# Start of Data listing

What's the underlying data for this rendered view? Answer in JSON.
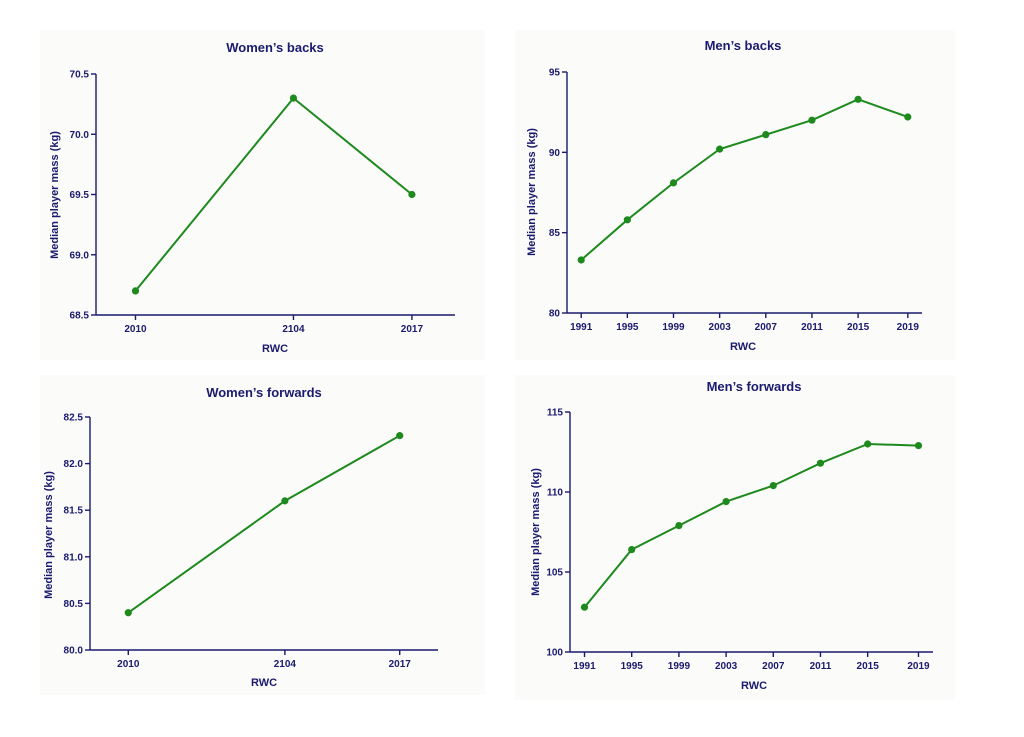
{
  "chart_data": [
    {
      "type": "line",
      "title": "Women’s backs",
      "xlabel": "RWC",
      "ylabel": "Median player mass (kg)",
      "categories": [
        "2010",
        "2104",
        "2017"
      ],
      "series": [
        {
          "values": [
            68.7,
            70.3,
            69.5
          ]
        }
      ],
      "ylim": [
        68.5,
        70.5
      ],
      "yticks": [
        "68.5",
        "69.0",
        "69.5",
        "70.0",
        "70.5"
      ],
      "grid": false
    },
    {
      "type": "line",
      "title": "Men’s backs",
      "xlabel": "RWC",
      "ylabel": "Median player mass (kg)",
      "categories": [
        "1991",
        "1995",
        "1999",
        "2003",
        "2007",
        "2011",
        "2015",
        "2019"
      ],
      "series": [
        {
          "values": [
            83.3,
            85.8,
            88.1,
            90.2,
            91.1,
            92.0,
            93.3,
            92.2
          ]
        }
      ],
      "ylim": [
        80,
        95
      ],
      "yticks": [
        "80",
        "85",
        "90",
        "95"
      ],
      "grid": false
    },
    {
      "type": "line",
      "title": "Women’s forwards",
      "xlabel": "RWC",
      "ylabel": "Median player mass (kg)",
      "categories": [
        "2010",
        "2104",
        "2017"
      ],
      "series": [
        {
          "values": [
            80.4,
            81.6,
            82.3
          ]
        }
      ],
      "ylim": [
        80.0,
        82.5
      ],
      "yticks": [
        "80.0",
        "80.5",
        "81.0",
        "81.5",
        "82.0",
        "82.5"
      ],
      "grid": false
    },
    {
      "type": "line",
      "title": "Men’s forwards",
      "xlabel": "RWC",
      "ylabel": "Median player mass (kg)",
      "categories": [
        "1991",
        "1995",
        "1999",
        "2003",
        "2007",
        "2011",
        "2015",
        "2019"
      ],
      "series": [
        {
          "values": [
            102.8,
            106.4,
            107.9,
            109.4,
            110.4,
            111.8,
            113.0,
            112.9
          ]
        }
      ],
      "ylim": [
        100,
        115
      ],
      "yticks": [
        "100",
        "105",
        "110",
        "115"
      ],
      "grid": false
    }
  ],
  "colors": {
    "axis": "#1a1a6e",
    "series": "#1e8a1e",
    "panel_bg": "#fbfbfa"
  }
}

# End of Data listing

Find every line with "title" in the listing and state how many there are, nothing else.

- _Reply_
4